■ Your objective ■
What follows is a set of records, each of which is to be written out exactly.
Data extracts Start Marker
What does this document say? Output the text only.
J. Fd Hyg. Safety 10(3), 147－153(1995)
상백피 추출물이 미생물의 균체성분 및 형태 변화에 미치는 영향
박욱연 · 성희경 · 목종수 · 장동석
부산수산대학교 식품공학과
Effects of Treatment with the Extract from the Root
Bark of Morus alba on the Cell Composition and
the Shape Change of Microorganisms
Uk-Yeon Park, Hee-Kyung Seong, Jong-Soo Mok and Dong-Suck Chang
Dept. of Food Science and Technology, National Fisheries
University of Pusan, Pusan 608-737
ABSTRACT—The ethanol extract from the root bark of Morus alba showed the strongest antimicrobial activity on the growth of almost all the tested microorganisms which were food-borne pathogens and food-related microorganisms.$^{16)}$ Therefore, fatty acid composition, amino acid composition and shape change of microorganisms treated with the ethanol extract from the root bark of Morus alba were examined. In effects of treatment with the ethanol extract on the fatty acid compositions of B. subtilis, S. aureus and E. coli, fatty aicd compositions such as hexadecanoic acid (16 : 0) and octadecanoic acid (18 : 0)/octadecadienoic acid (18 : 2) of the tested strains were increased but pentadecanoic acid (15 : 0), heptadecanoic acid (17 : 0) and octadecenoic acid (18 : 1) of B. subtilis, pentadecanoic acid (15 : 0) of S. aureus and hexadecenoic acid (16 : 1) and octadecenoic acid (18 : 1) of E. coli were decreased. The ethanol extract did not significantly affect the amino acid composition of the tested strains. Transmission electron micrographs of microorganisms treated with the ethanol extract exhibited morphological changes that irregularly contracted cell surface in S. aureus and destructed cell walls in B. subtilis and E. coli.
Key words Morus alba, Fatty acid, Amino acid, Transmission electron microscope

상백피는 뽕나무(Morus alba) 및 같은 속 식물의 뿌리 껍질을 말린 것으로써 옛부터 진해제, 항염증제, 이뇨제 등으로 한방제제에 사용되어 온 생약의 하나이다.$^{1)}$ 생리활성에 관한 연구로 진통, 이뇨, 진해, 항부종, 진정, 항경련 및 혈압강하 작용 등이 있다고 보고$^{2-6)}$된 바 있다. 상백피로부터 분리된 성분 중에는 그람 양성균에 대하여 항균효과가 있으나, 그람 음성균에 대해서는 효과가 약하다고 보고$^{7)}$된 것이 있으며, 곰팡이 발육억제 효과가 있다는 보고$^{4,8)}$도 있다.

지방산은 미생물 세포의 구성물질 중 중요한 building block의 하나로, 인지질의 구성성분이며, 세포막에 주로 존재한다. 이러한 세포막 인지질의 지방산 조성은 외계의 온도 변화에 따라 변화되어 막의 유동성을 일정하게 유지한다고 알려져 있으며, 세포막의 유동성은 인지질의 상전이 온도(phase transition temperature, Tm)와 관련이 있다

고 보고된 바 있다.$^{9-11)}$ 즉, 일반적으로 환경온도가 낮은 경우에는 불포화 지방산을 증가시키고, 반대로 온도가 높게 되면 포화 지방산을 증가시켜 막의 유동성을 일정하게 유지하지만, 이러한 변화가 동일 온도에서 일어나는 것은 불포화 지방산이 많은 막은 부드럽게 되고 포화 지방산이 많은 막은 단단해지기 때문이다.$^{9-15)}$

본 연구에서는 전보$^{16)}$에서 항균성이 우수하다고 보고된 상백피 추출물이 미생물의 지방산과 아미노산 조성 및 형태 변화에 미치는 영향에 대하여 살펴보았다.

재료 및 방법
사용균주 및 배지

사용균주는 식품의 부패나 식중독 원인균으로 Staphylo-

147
Data extracts End Marker
■ Answer space ■
What does this document say? Output the text only.
J. Fd Hyg. Safety 10(3), 147－153(1995)
상백피 추출물이 미생물의 균체성분 및 형태 변화에 미치는 영향
박욱연 · 성희경 · 목종수 · 장동석
부산수산대학교 식품공학과
Effects of Treatment with the Extract from the Root
Bark of Morus alba on the Cell Composition and
the Shape Change of Microorganisms
Uk-Yeon Park, Hee-Kyung Seong, Jong-Soo Mok and Dong-Suck Chang
Dept. of Food Science and Technology, National Fisheries
University of Pusan, Pusan 608-737
ABSTRACT—The ethanol extract from the root bark of Morus alba showed the strongest antimicrobial activity on the growth of almost all the tested microorganisms which were food-borne pathogens and food-related microorganisms.$^{16)}$ Therefore, fatty acid composition, amino acid composition and shape change of microorganisms treated with the ethanol extract from the root bark of Morus alba were examined. In effects of treatment with the ethanol extract on the fatty acid compositions of B. subtilis, S. aureus and E. coli, fatty aicd compositions such as hexadecanoic acid (16 : 0) and octadecanoic acid (18 : 0)/octadecadienoic acid (18 : 2) of the tested strains were increased but pentadecanoic acid (15 : 0), heptadecanoic acid (17 : 0) and octadecenoic acid (18 : 1) of B. subtilis, pentadecanoic acid (15 : 0) of S. aureus and hexadecenoic acid (16 : 1) and octadecenoic acid (18 : 1) of E. coli were decreased. The ethanol extract did not significantly affect the amino acid composition of the tested strains. Transmission electron micrographs of microorganisms treated with the ethanol extract exhibited morphological changes that irregularly contracted cell surface in S. aureus and destructed cell walls in B. subtilis and E. coli.
Key words Morus alba, Fatty acid, Amino acid, Transmission electron microscope

상백피는 뽕나무(Morus alba) 및 같은 속 식물의 뿌리 껍질을 말린 것으로써 옛부터 진해제, 항염증제, 이뇨제 등으로 한방제제에 사용되어 온 생약의 하나이다.$^{1)}$ 생리활성에 관한 연구로 진통, 이뇨, 진해, 항부종, 진정, 항경련 및 혈압강하 작용 등이 있다고 보고$^{2-6)}$된 바 있다. 상백피로부터 분리된 성분 중에는 그람 양성균에 대하여 항균효과가 있으나, 그람 음성균에 대해서는 효과가 약하다고 보고$^{7)}$된 것이 있으며, 곰팡이 발육억제 효과가 있다는 보고$^{4,8)}$도 있다.

지방산은 미생물 세포의 구성물질 중 중요한 building block의 하나로, 인지질의 구성성분이며, 세포막에 주로 존재한다. 이러한 세포막 인지질의 지방산 조성은 외계의 온도 변화에 따라 변화되어 막의 유동성을 일정하게 유지한다고 알려져 있으며, 세포막의 유동성은 인지질의 상전이 온도(phase transition temperature, Tm)와 관련이 있다

고 보고된 바 있다.$^{9-11)}$ 즉, 일반적으로 환경온도가 낮은 경우에는 불포화 지방산을 증가시키고, 반대로 온도가 높게 되면 포화 지방산을 증가시켜 막의 유동성을 일정하게 유지하지만, 이러한 변화가 동일 온도에서 일어나는 것은 불포화 지방산이 많은 막은 부드럽게 되고 포화 지방산이 많은 막은 단단해지기 때문이다.$^{9-15)}$

본 연구에서는 전보$^{16)}$에서 항균성이 우수하다고 보고된 상백피 추출물이 미생물의 지방산과 아미노산 조성 및 형태 변화에 미치는 영향에 대하여 살펴보았다.

재료 및 방법
사용균주 및 배지

사용균주는 식품의 부패나 식중독 원인균으로 Staphylo-

147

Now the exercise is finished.